■ Exercise brief:
Copy out all the lines where "income" shows up.

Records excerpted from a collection
[Begin]

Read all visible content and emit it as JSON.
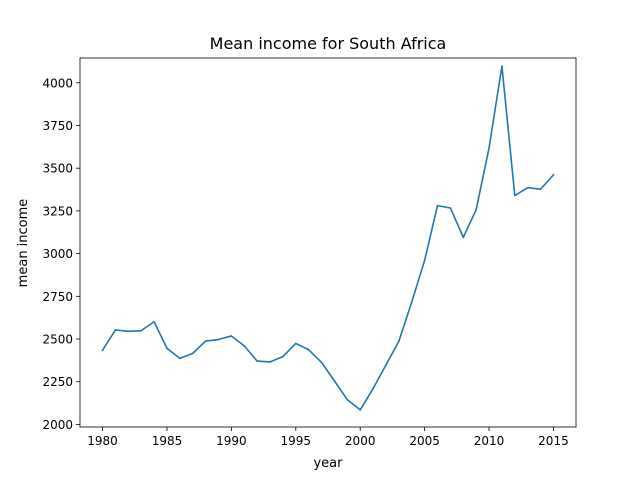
{
  "chart_data": {
    "type": "line",
    "title": "Mean income for South Africa",
    "xlabel": "year",
    "ylabel": "mean income",
    "xlim": [
      1978.25,
      2016.75
    ],
    "ylim": [
      1985,
      4145
    ],
    "xticks": [
      1980,
      1985,
      1990,
      1995,
      2000,
      2005,
      2010,
      2015
    ],
    "yticks": [
      2000,
      2250,
      2500,
      2750,
      3000,
      3250,
      3500,
      3750,
      4000
    ],
    "grid": false,
    "legend": "none",
    "colors": {
      "line": "#1f77b4"
    },
    "series": [
      {
        "x": [
          1980,
          1981,
          1982,
          1983,
          1984,
          1985,
          1986,
          1987,
          1988,
          1989,
          1990,
          1991,
          1992,
          1993,
          1994,
          1995,
          1996,
          1997,
          1998,
          1999,
          2000,
          2001,
          2002,
          2003,
          2004,
          2005,
          2006,
          2007,
          2008,
          2009,
          2010,
          2011,
          2012,
          2013,
          2014,
          2015
        ],
        "values": [
          2435,
          2553,
          2545,
          2549,
          2601,
          2446,
          2387,
          2416,
          2488,
          2497,
          2518,
          2460,
          2371,
          2366,
          2397,
          2474,
          2437,
          2363,
          2255,
          2145,
          2085,
          2210,
          2348,
          2487,
          2716,
          2960,
          3281,
          3267,
          3095,
          3257,
          3618,
          4097,
          3340,
          3386,
          3377,
          3461
        ]
      }
    ]
  }
}
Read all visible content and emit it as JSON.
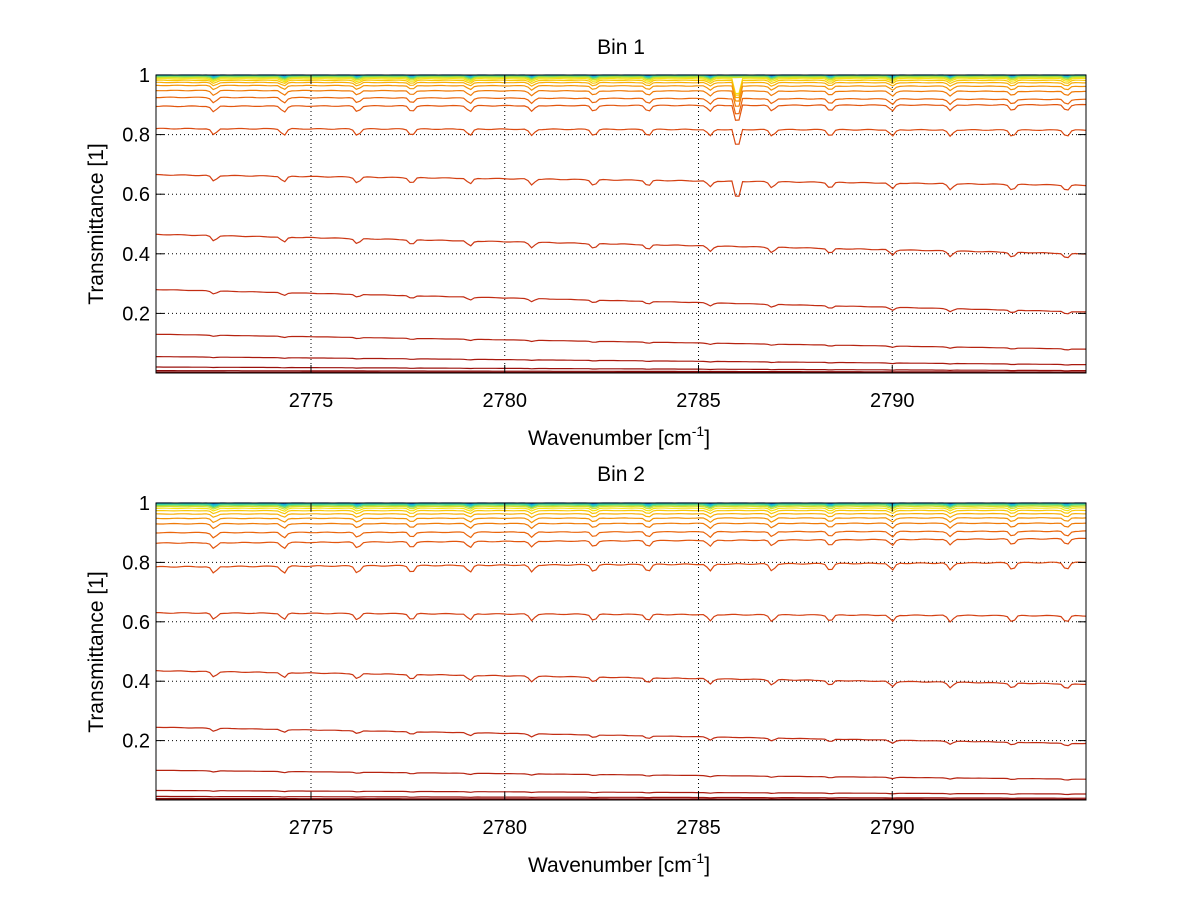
{
  "chart_data": [
    {
      "type": "line",
      "title": "Bin 1",
      "xlabel": "Wavenumber [cm",
      "xlabel_superscript": "-1",
      "xlabel_suffix": "]",
      "ylabel": "Transmittance [1]",
      "xlim": [
        2771,
        2795
      ],
      "ylim": [
        0,
        1
      ],
      "xticks": [
        2775,
        2780,
        2785,
        2790
      ],
      "yticks": [
        0.2,
        0.4,
        0.6,
        0.8,
        1
      ],
      "ytick_labels": [
        "0.2",
        "0.4",
        "0.6",
        "0.8",
        "1"
      ],
      "grid": "dotted",
      "legend": "none",
      "series": [
        {
          "start": 1.0,
          "end": 1.0,
          "depth": 0.004,
          "color": "#0b63d6"
        },
        {
          "start": 0.999,
          "end": 0.999,
          "depth": 0.005,
          "color": "#129ad9"
        },
        {
          "start": 0.998,
          "end": 0.998,
          "depth": 0.006,
          "color": "#1cc0d0"
        },
        {
          "start": 0.996,
          "end": 0.997,
          "depth": 0.007,
          "color": "#33d1a8"
        },
        {
          "start": 0.994,
          "end": 0.995,
          "depth": 0.008,
          "color": "#86d85a"
        },
        {
          "start": 0.991,
          "end": 0.992,
          "depth": 0.009,
          "color": "#cfe22a"
        },
        {
          "start": 0.987,
          "end": 0.988,
          "depth": 0.01,
          "color": "#f6e10e"
        },
        {
          "start": 0.982,
          "end": 0.982,
          "depth": 0.011,
          "color": "#f8c80a"
        },
        {
          "start": 0.975,
          "end": 0.974,
          "depth": 0.012,
          "color": "#f7ae08"
        },
        {
          "start": 0.965,
          "end": 0.962,
          "depth": 0.014,
          "color": "#f39307"
        },
        {
          "start": 0.948,
          "end": 0.945,
          "depth": 0.016,
          "color": "#ef7a08"
        },
        {
          "start": 0.925,
          "end": 0.918,
          "depth": 0.018,
          "color": "#ea650b"
        },
        {
          "start": 0.895,
          "end": 0.9,
          "depth": 0.02,
          "color": "#e2560e"
        },
        {
          "start": 0.82,
          "end": 0.815,
          "depth": 0.022,
          "color": "#db4a10"
        },
        {
          "start": 0.665,
          "end": 0.63,
          "depth": 0.02,
          "color": "#d44012"
        },
        {
          "start": 0.465,
          "end": 0.4,
          "depth": 0.018,
          "color": "#cc3612"
        },
        {
          "start": 0.28,
          "end": 0.205,
          "depth": 0.01,
          "color": "#c22c12"
        },
        {
          "start": 0.13,
          "end": 0.08,
          "depth": 0.004,
          "color": "#b62310"
        },
        {
          "start": 0.055,
          "end": 0.028,
          "depth": 0.002,
          "color": "#a9190e"
        },
        {
          "start": 0.02,
          "end": 0.008,
          "depth": 0.001,
          "color": "#9a100c"
        },
        {
          "start": 0.008,
          "end": 0.003,
          "depth": 0.0,
          "color": "#8a0a0a"
        },
        {
          "start": 0.003,
          "end": 0.001,
          "depth": 0.0,
          "color": "#7a0606"
        }
      ]
    },
    {
      "type": "line",
      "title": "Bin 2",
      "xlabel": "Wavenumber [cm",
      "xlabel_superscript": "-1",
      "xlabel_suffix": "]",
      "ylabel": "Transmittance [1]",
      "xlim": [
        2771,
        2795
      ],
      "ylim": [
        0,
        1
      ],
      "xticks": [
        2775,
        2780,
        2785,
        2790
      ],
      "yticks": [
        0.2,
        0.4,
        0.6,
        0.8,
        1
      ],
      "ytick_labels": [
        "0.2",
        "0.4",
        "0.6",
        "0.8",
        "1"
      ],
      "grid": "dotted",
      "legend": "none",
      "series": [
        {
          "start": 1.0,
          "end": 1.0,
          "depth": 0.004,
          "color": "#0b63d6"
        },
        {
          "start": 0.999,
          "end": 0.999,
          "depth": 0.005,
          "color": "#129ad9"
        },
        {
          "start": 0.997,
          "end": 0.998,
          "depth": 0.006,
          "color": "#1cc0d0"
        },
        {
          "start": 0.995,
          "end": 0.996,
          "depth": 0.007,
          "color": "#33d1a8"
        },
        {
          "start": 0.992,
          "end": 0.993,
          "depth": 0.008,
          "color": "#86d85a"
        },
        {
          "start": 0.988,
          "end": 0.989,
          "depth": 0.009,
          "color": "#cfe22a"
        },
        {
          "start": 0.982,
          "end": 0.983,
          "depth": 0.01,
          "color": "#f6e10e"
        },
        {
          "start": 0.974,
          "end": 0.975,
          "depth": 0.011,
          "color": "#f8c80a"
        },
        {
          "start": 0.963,
          "end": 0.964,
          "depth": 0.012,
          "color": "#f7ae08"
        },
        {
          "start": 0.948,
          "end": 0.95,
          "depth": 0.014,
          "color": "#f39307"
        },
        {
          "start": 0.93,
          "end": 0.932,
          "depth": 0.016,
          "color": "#ef7a08"
        },
        {
          "start": 0.9,
          "end": 0.905,
          "depth": 0.018,
          "color": "#ea650b"
        },
        {
          "start": 0.865,
          "end": 0.88,
          "depth": 0.02,
          "color": "#e2560e"
        },
        {
          "start": 0.785,
          "end": 0.8,
          "depth": 0.024,
          "color": "#db4a10"
        },
        {
          "start": 0.63,
          "end": 0.62,
          "depth": 0.022,
          "color": "#d44012"
        },
        {
          "start": 0.435,
          "end": 0.39,
          "depth": 0.018,
          "color": "#cc3612"
        },
        {
          "start": 0.245,
          "end": 0.19,
          "depth": 0.01,
          "color": "#c22c12"
        },
        {
          "start": 0.1,
          "end": 0.07,
          "depth": 0.004,
          "color": "#b62310"
        },
        {
          "start": 0.032,
          "end": 0.02,
          "depth": 0.002,
          "color": "#a9190e"
        },
        {
          "start": 0.012,
          "end": 0.006,
          "depth": 0.001,
          "color": "#9a100c"
        },
        {
          "start": 0.005,
          "end": 0.002,
          "depth": 0.0,
          "color": "#8a0a0a"
        },
        {
          "start": 0.002,
          "end": 0.001,
          "depth": 0.0,
          "color": "#7a0606"
        }
      ]
    }
  ]
}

[End]

■ Task output:
    "title": "Mean income for South Africa",
    "ylabel": "mean income",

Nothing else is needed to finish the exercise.